### WHAT NEEDS TO BE DONE
Locate all lines in the data below that hold "церковной" and show them.

::: INPUT

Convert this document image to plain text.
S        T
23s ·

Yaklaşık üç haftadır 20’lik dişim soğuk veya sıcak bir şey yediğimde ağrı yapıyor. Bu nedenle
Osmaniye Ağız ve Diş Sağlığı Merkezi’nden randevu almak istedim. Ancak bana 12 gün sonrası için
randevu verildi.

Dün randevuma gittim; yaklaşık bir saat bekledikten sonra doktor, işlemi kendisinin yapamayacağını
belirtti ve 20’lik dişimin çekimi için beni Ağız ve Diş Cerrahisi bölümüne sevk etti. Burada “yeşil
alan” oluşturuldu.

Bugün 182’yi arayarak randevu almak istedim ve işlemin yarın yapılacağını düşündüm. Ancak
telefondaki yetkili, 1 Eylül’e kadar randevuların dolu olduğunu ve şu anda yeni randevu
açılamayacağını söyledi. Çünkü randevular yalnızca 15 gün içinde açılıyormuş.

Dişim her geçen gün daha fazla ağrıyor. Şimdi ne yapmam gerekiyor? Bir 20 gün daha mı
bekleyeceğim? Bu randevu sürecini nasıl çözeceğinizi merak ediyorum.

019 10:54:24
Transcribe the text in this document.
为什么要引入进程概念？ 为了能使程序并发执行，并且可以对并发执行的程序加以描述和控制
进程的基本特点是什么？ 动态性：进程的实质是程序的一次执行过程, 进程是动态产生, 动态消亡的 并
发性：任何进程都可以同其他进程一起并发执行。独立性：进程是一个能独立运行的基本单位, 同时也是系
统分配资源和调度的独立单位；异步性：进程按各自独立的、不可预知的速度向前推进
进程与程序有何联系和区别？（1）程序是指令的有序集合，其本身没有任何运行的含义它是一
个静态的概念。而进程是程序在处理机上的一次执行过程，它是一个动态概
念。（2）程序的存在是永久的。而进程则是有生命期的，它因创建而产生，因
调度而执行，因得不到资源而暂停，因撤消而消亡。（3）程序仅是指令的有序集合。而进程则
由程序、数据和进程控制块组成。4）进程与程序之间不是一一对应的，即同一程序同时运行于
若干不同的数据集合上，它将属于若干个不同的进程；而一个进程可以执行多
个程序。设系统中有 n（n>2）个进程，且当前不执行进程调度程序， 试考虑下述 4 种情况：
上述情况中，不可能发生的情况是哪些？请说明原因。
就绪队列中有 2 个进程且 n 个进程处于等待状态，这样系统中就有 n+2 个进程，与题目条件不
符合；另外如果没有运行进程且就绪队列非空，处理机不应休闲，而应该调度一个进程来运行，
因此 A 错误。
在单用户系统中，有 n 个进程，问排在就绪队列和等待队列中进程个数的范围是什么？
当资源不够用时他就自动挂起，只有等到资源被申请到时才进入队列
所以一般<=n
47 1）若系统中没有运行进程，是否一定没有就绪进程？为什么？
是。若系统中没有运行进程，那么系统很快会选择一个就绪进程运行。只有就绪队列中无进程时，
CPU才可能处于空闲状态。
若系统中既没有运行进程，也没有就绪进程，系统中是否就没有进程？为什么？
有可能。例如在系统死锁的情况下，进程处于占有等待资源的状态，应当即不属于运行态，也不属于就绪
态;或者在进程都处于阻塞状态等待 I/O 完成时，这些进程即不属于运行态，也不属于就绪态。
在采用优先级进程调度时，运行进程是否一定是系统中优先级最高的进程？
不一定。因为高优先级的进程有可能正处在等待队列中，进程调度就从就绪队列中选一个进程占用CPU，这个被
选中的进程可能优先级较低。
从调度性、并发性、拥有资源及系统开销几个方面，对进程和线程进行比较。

::::::
::: INPUT

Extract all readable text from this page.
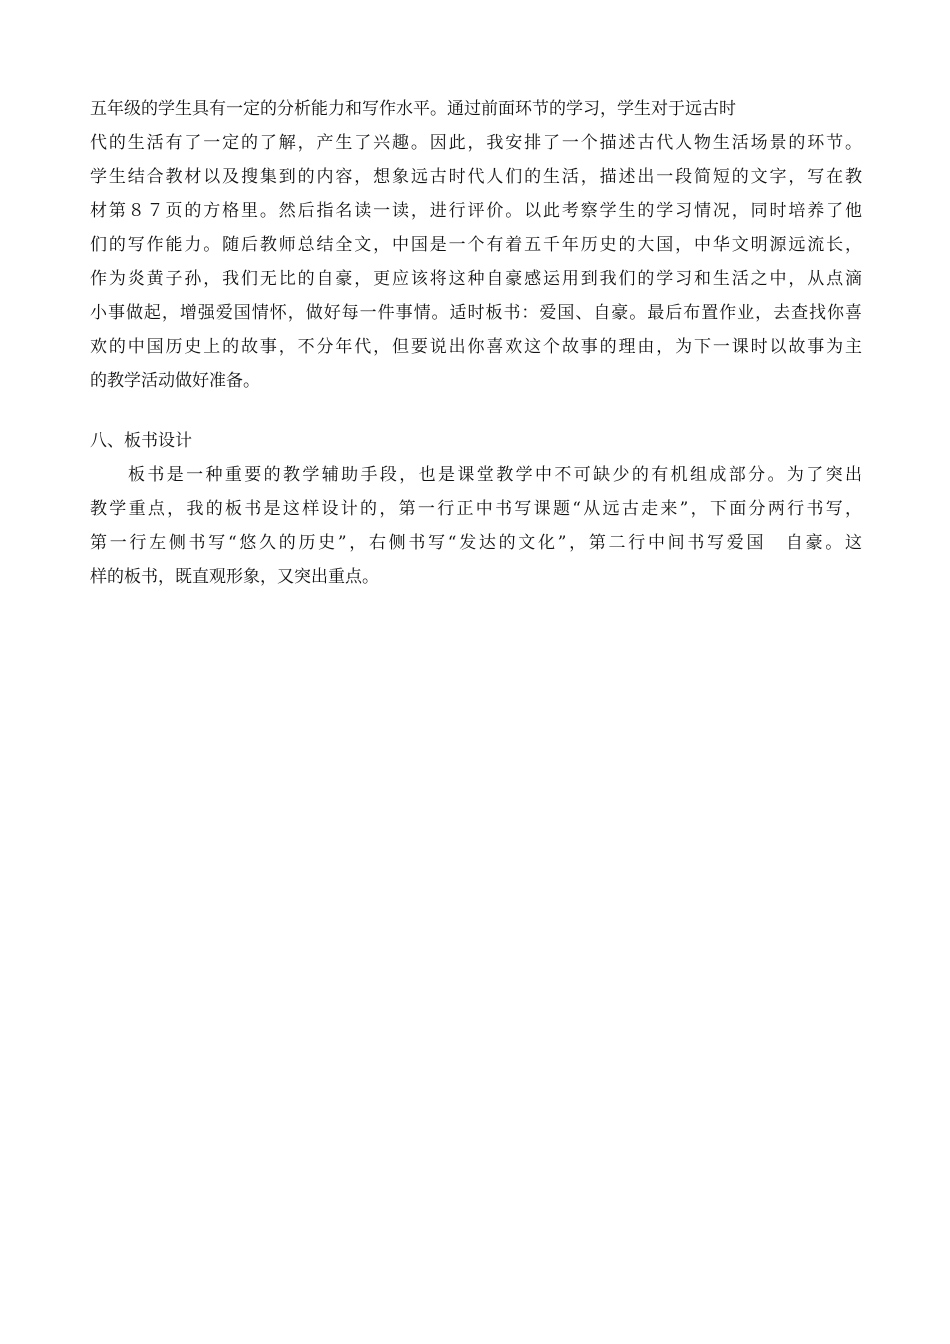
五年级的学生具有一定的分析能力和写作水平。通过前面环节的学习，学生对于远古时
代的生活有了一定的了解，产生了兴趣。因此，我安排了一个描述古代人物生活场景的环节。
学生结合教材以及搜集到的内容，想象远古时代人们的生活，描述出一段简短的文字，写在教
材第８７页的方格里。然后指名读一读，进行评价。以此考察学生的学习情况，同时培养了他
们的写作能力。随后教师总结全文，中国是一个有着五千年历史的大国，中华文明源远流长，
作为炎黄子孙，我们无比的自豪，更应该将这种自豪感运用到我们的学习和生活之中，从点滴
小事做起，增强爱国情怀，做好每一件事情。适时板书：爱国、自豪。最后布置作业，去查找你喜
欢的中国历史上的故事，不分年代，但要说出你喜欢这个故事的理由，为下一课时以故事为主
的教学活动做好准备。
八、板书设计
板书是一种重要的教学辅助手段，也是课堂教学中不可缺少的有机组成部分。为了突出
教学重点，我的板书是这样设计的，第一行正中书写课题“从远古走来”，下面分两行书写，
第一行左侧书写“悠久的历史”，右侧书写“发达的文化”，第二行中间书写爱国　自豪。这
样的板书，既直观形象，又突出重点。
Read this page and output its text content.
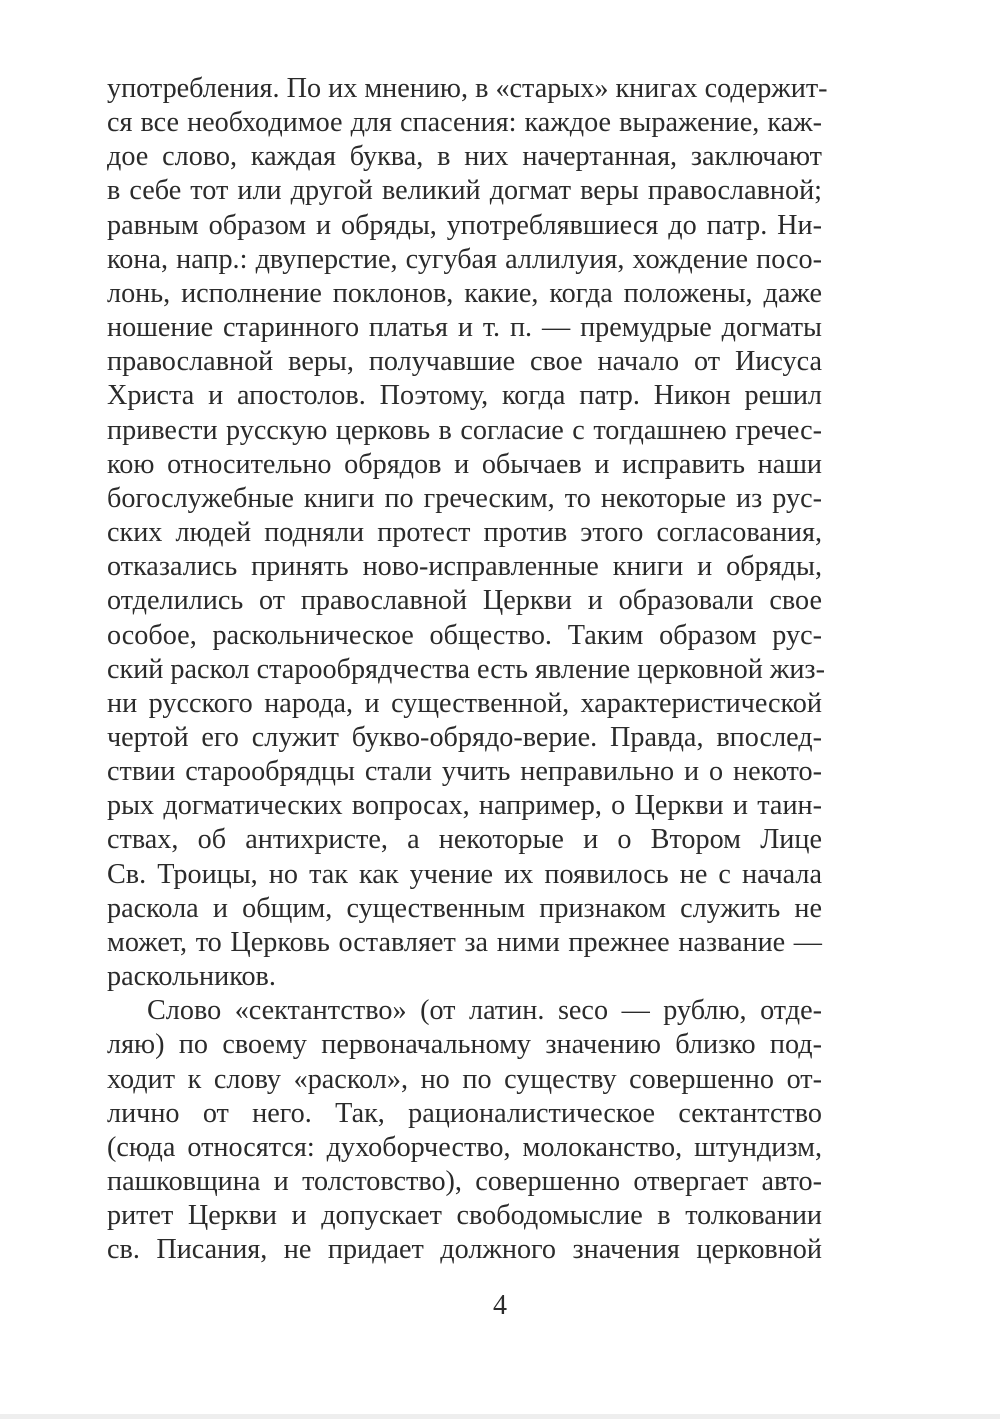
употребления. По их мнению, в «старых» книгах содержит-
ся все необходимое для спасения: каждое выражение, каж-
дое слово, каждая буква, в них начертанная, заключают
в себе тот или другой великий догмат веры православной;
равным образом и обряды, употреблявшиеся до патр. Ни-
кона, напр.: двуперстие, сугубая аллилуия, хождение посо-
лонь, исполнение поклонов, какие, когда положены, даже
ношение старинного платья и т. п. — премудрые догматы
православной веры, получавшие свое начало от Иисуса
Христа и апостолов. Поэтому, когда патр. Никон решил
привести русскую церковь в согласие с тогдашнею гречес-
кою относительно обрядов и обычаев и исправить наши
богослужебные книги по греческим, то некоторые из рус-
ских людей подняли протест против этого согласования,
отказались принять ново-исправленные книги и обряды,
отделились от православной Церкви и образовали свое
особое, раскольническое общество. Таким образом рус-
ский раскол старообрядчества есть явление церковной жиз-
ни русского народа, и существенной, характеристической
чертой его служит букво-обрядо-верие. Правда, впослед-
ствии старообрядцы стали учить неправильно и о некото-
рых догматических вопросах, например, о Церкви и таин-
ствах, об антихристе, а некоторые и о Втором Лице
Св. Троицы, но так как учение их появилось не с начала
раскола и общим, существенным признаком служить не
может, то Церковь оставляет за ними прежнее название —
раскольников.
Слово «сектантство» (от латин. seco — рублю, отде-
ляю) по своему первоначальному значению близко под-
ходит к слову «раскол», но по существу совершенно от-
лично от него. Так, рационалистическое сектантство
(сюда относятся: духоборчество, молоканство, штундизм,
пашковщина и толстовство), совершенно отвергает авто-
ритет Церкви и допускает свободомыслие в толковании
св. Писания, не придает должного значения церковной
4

::::::

### THE RESULT
ский раскол старообрядчества есть явление церковной жиз-
св. Писания, не придает должного значения церковной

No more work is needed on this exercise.